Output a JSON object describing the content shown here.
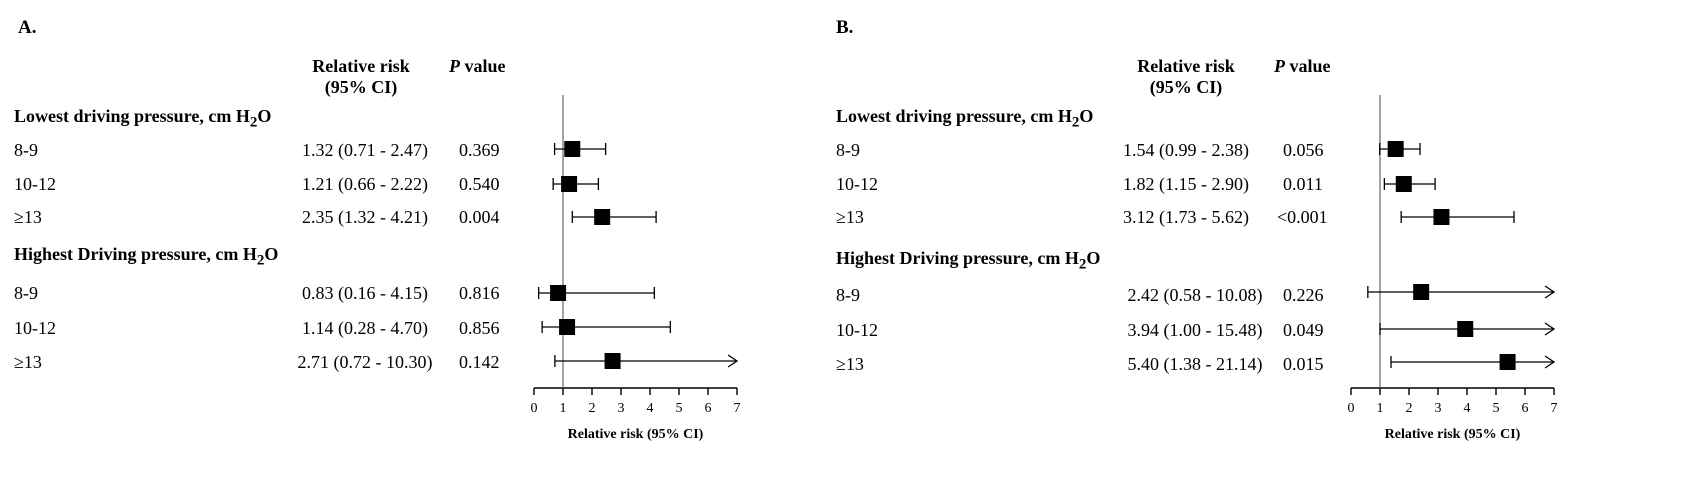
{
  "chart_data": [
    {
      "type": "forest",
      "panel_label": "A.",
      "col_headers": {
        "rr_line1": "Relative risk",
        "rr_line2": "(95% CI)",
        "p_italic": "P",
        "p_rest": " value"
      },
      "sections": [
        {
          "title": "Lowest driving pressure, cm H",
          "sub": "2",
          "tail": "O",
          "rows": [
            {
              "label": "8-9",
              "ci_text": "1.32 (0.71 - 2.47)",
              "p": "0.369",
              "rr": 1.32,
              "lo": 0.71,
              "hi": 2.47
            },
            {
              "label": "10-12",
              "ci_text": "1.21 (0.66 - 2.22)",
              "p": "0.540",
              "rr": 1.21,
              "lo": 0.66,
              "hi": 2.22
            },
            {
              "label": "≥13",
              "ci_text": "2.35 (1.32 - 4.21)",
              "p": "0.004",
              "rr": 2.35,
              "lo": 1.32,
              "hi": 4.21
            }
          ]
        },
        {
          "title": "Highest Driving pressure, cm H",
          "sub": "2",
          "tail": "O",
          "rows": [
            {
              "label": "8-9",
              "ci_text": "0.83 (0.16 - 4.15)",
              "p": "0.816",
              "rr": 0.83,
              "lo": 0.16,
              "hi": 4.15
            },
            {
              "label": "10-12",
              "ci_text": "1.14 (0.28 - 4.70)",
              "p": "0.856",
              "rr": 1.14,
              "lo": 0.28,
              "hi": 4.7
            },
            {
              "label": "≥13",
              "ci_text": "2.71 (0.72 - 10.30)",
              "p": "0.142",
              "rr": 2.71,
              "lo": 0.72,
              "hi": 10.3
            }
          ]
        }
      ],
      "xlim": [
        0,
        7
      ],
      "xticks": [
        "0",
        "1",
        "2",
        "3",
        "4",
        "5",
        "6",
        "7"
      ],
      "reference_line": 1,
      "xlabel": "Relative risk (95% CI)"
    },
    {
      "type": "forest",
      "panel_label": "B.",
      "col_headers": {
        "rr_line1": "Relative risk",
        "rr_line2": "(95% CI)",
        "p_italic": "P",
        "p_rest": " value"
      },
      "sections": [
        {
          "title": "Lowest driving pressure, cm H",
          "sub": "2",
          "tail": "O",
          "rows": [
            {
              "label": "8-9",
              "ci_text": "1.54 (0.99 - 2.38)",
              "p": "0.056",
              "rr": 1.54,
              "lo": 0.99,
              "hi": 2.38
            },
            {
              "label": "10-12",
              "ci_text": "1.82 (1.15 - 2.90)",
              "p": "0.011",
              "rr": 1.82,
              "lo": 1.15,
              "hi": 2.9
            },
            {
              "label": "≥13",
              "ci_text": "3.12 (1.73 - 5.62)",
              "p": "<0.001",
              "rr": 3.12,
              "lo": 1.73,
              "hi": 5.62
            }
          ]
        },
        {
          "title": "Highest Driving pressure, cm H",
          "sub": "2",
          "tail": "O",
          "rows": [
            {
              "label": "8-9",
              "ci_text": "2.42 (0.58 - 10.08)",
              "p": "0.226",
              "rr": 2.42,
              "lo": 0.58,
              "hi": 10.08
            },
            {
              "label": "10-12",
              "ci_text": "3.94 (1.00 - 15.48)",
              "p": "0.049",
              "rr": 3.94,
              "lo": 1.0,
              "hi": 15.48
            },
            {
              "label": "≥13",
              "ci_text": "5.40 (1.38 - 21.14)",
              "p": "0.015",
              "rr": 5.4,
              "lo": 1.38,
              "hi": 21.14
            }
          ]
        }
      ],
      "xlim": [
        0,
        7
      ],
      "xticks": [
        "0",
        "1",
        "2",
        "3",
        "4",
        "5",
        "6",
        "7"
      ],
      "reference_line": 1,
      "xlabel": "Relative risk (95% CI)"
    }
  ]
}
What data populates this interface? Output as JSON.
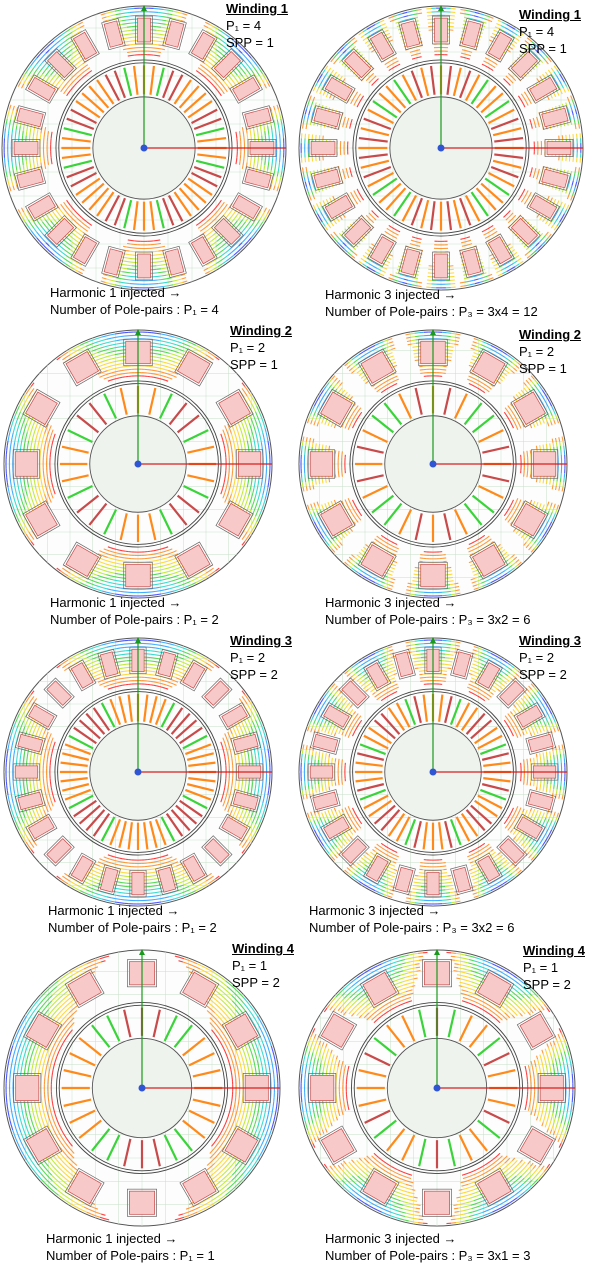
{
  "panels": [
    {
      "winding": "Winding 1",
      "p_line": "P₁ = 4",
      "spp_line": "SPP = 1",
      "caption_1": "Harmonic 1 injected →",
      "caption_2": "Number of Pole-pairs : P₁ = 4",
      "harmonic": 1,
      "pole_pairs": 4,
      "slots": 24
    },
    {
      "winding": "Winding 1",
      "p_line": "P₁ = 4",
      "spp_line": "SPP = 1",
      "caption_1": "Harmonic 3 injected →",
      "caption_2": "Number of Pole-pairs : P₃ = 3x4 = 12",
      "harmonic": 3,
      "pole_pairs": 12,
      "slots": 24
    },
    {
      "winding": "Winding 2",
      "p_line": "P₁ = 2",
      "spp_line": "SPP = 1",
      "caption_1": "Harmonic 1 injected →",
      "caption_2": "Number of Pole-pairs : P₁ = 2",
      "harmonic": 1,
      "pole_pairs": 2,
      "slots": 12
    },
    {
      "winding": "Winding 2",
      "p_line": "P₁ = 2",
      "spp_line": "SPP = 1",
      "caption_1": "Harmonic 3 injected →",
      "caption_2": "Number of Pole-pairs : P₃ = 3x2 = 6",
      "harmonic": 3,
      "pole_pairs": 6,
      "slots": 12
    },
    {
      "winding": "Winding 3",
      "p_line": "P₁ = 2",
      "spp_line": "SPP = 2",
      "caption_1": "Harmonic 1 injected →",
      "caption_2": "Number of Pole-pairs : P₁ = 2",
      "harmonic": 1,
      "pole_pairs": 2,
      "slots": 24
    },
    {
      "winding": "Winding 3",
      "p_line": "P₁ = 2",
      "spp_line": "SPP = 2",
      "caption_1": "Harmonic 3 injected →",
      "caption_2": "Number of Pole-pairs : P₃ = 3x2 = 6",
      "harmonic": 3,
      "pole_pairs": 6,
      "slots": 24
    },
    {
      "winding": "Winding 4",
      "p_line": "P₁ = 1",
      "spp_line": "SPP = 2",
      "caption_1": "Harmonic 1 injected →",
      "caption_2": "Number of Pole-pairs : P₁ = 1",
      "harmonic": 1,
      "pole_pairs": 1,
      "slots": 12
    },
    {
      "winding": "Winding 4",
      "p_line": "P₁ = 1",
      "spp_line": "SPP = 2",
      "caption_1": "Harmonic 3 injected →",
      "caption_2": "Number of Pole-pairs : P₃ = 3x1 = 3",
      "harmonic": 3,
      "pole_pairs": 3,
      "slots": 12
    }
  ],
  "colors": {
    "field_ramp": [
      "#2b3cff",
      "#1fa0ff",
      "#19d6c8",
      "#3ad43a",
      "#b8e81a",
      "#ffd21a",
      "#ff8a1a",
      "#ff1f1f"
    ],
    "stator_fill": "#e8e8e8",
    "coil_fill": "#f7c9c9",
    "coil_stroke": "#c84a4a",
    "x_axis": "#d81e1e",
    "y_axis": "#1a9a1a",
    "center_dot": "#2f55d4",
    "grid": "#c9dfc9"
  }
}
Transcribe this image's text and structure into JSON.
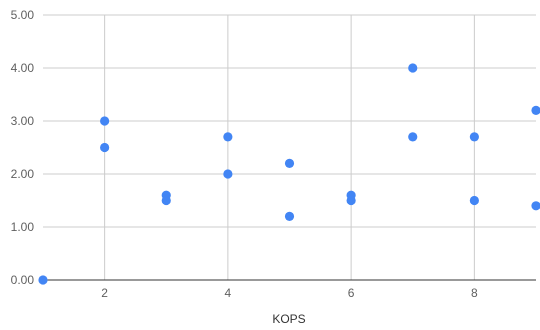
{
  "chart_data": {
    "type": "scatter",
    "title": "",
    "xlabel": "KOPS",
    "ylabel": "",
    "xlim": [
      1,
      9
    ],
    "ylim": [
      0,
      5
    ],
    "x_ticks": [
      2,
      4,
      6,
      8
    ],
    "x_tick_labels": [
      "2",
      "4",
      "6",
      "8"
    ],
    "y_ticks": [
      0,
      1,
      2,
      3,
      4,
      5
    ],
    "y_tick_labels": [
      "0.00",
      "1.00",
      "2.00",
      "3.00",
      "4.00",
      "5.00"
    ],
    "grid": true,
    "legend": "none",
    "series": [
      {
        "color": "#4285f4",
        "points": [
          {
            "x": 1,
            "y": 0.0
          },
          {
            "x": 2,
            "y": 3.0
          },
          {
            "x": 2,
            "y": 2.5
          },
          {
            "x": 3,
            "y": 1.6
          },
          {
            "x": 3,
            "y": 1.5
          },
          {
            "x": 4,
            "y": 2.7
          },
          {
            "x": 4,
            "y": 2.0
          },
          {
            "x": 5,
            "y": 2.2
          },
          {
            "x": 5,
            "y": 1.2
          },
          {
            "x": 6,
            "y": 1.6
          },
          {
            "x": 6,
            "y": 1.5
          },
          {
            "x": 7,
            "y": 4.0
          },
          {
            "x": 7,
            "y": 2.7
          },
          {
            "x": 8,
            "y": 2.7
          },
          {
            "x": 8,
            "y": 1.5
          },
          {
            "x": 9,
            "y": 3.2
          },
          {
            "x": 9,
            "y": 1.4
          }
        ]
      }
    ]
  }
}
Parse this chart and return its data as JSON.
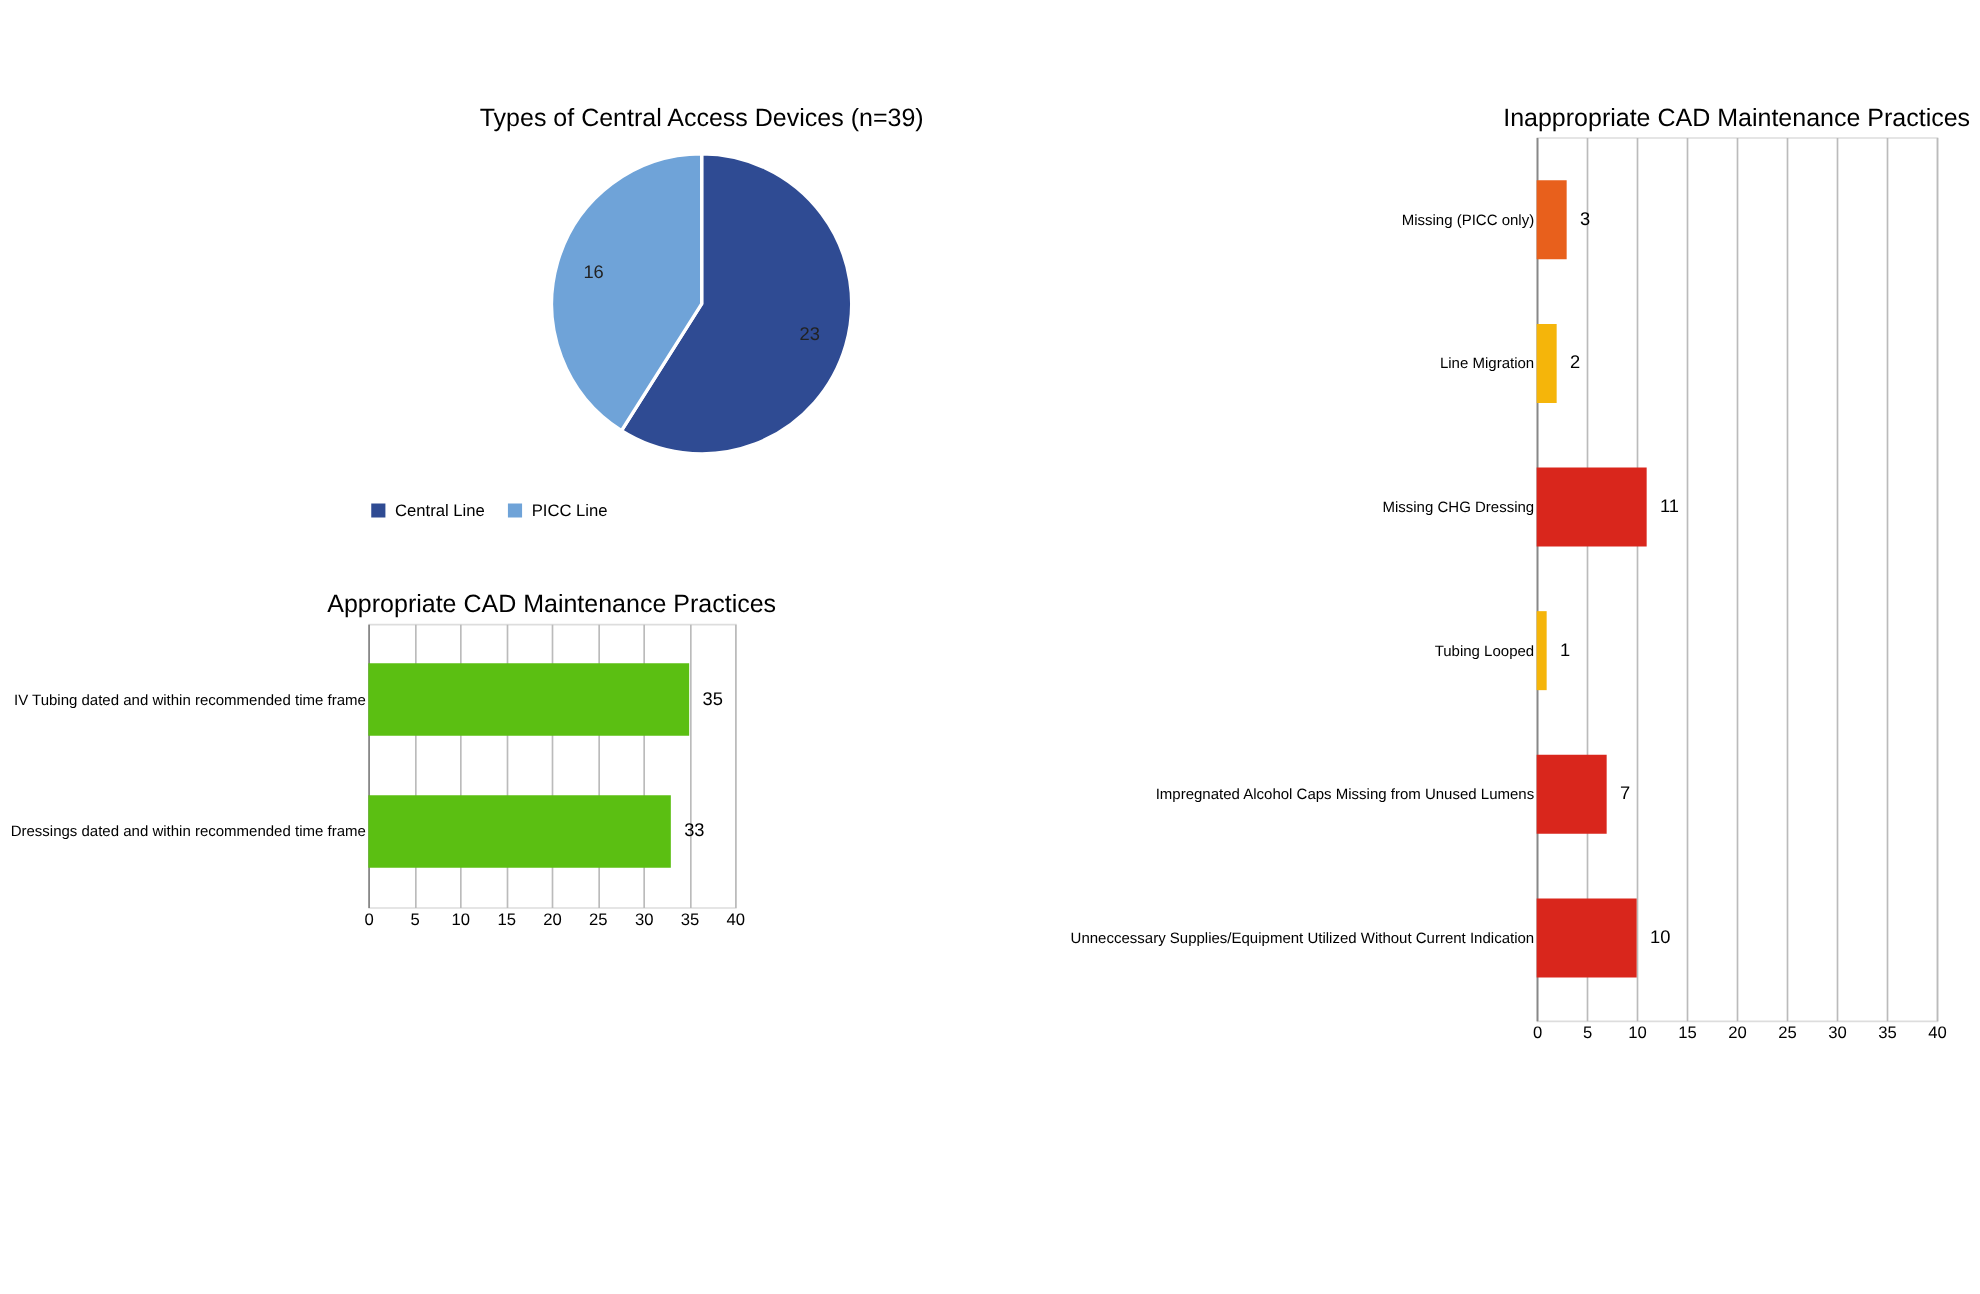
{
  "chart_data": [
    {
      "type": "pie",
      "title": "Types of Central Access Devices (n=39)",
      "categories": [
        "Central Line",
        "PICC Line"
      ],
      "values": [
        23,
        16
      ],
      "colors": [
        "#2f4b93",
        "#6fa3d8"
      ],
      "data_labels": true,
      "legend": "bottom"
    },
    {
      "type": "bar",
      "orientation": "horizontal",
      "title": "Appropriate CAD Maintenance Practices",
      "categories": [
        "IV Tubing dated and within recommended time frame",
        "Dressings dated and within recommended time frame"
      ],
      "values": [
        35,
        33
      ],
      "colors": [
        "#5bbf12",
        "#5bbf12"
      ],
      "xlim": [
        0,
        40
      ],
      "xticks": [
        0,
        5,
        10,
        15,
        20,
        25,
        30,
        35,
        40
      ],
      "grid": "x",
      "data_labels": true
    },
    {
      "type": "bar",
      "orientation": "horizontal",
      "title": "Inappropriate CAD Maintenance Practices",
      "categories": [
        "Missing (PICC only)",
        "Line Migration",
        "Missing CHG Dressing",
        "Tubing Looped",
        "Impregnated Alcohol Caps Missing from Unused Lumens",
        "Unneccessary Supplies/Equipment Utilized Without Current Indication"
      ],
      "values": [
        3,
        2,
        11,
        1,
        7,
        10
      ],
      "colors": [
        "#e8601c",
        "#f5b50a",
        "#d9261c",
        "#f5b50a",
        "#d9261c",
        "#d9261c"
      ],
      "xlim": [
        0,
        40
      ],
      "xticks": [
        0,
        5,
        10,
        15,
        20,
        25,
        30,
        35,
        40
      ],
      "grid": "x",
      "data_labels": true
    }
  ]
}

▸ **Stated task**
Go through the data and count each line that has the word "title", then give the total alone.

▸ **Answer**
8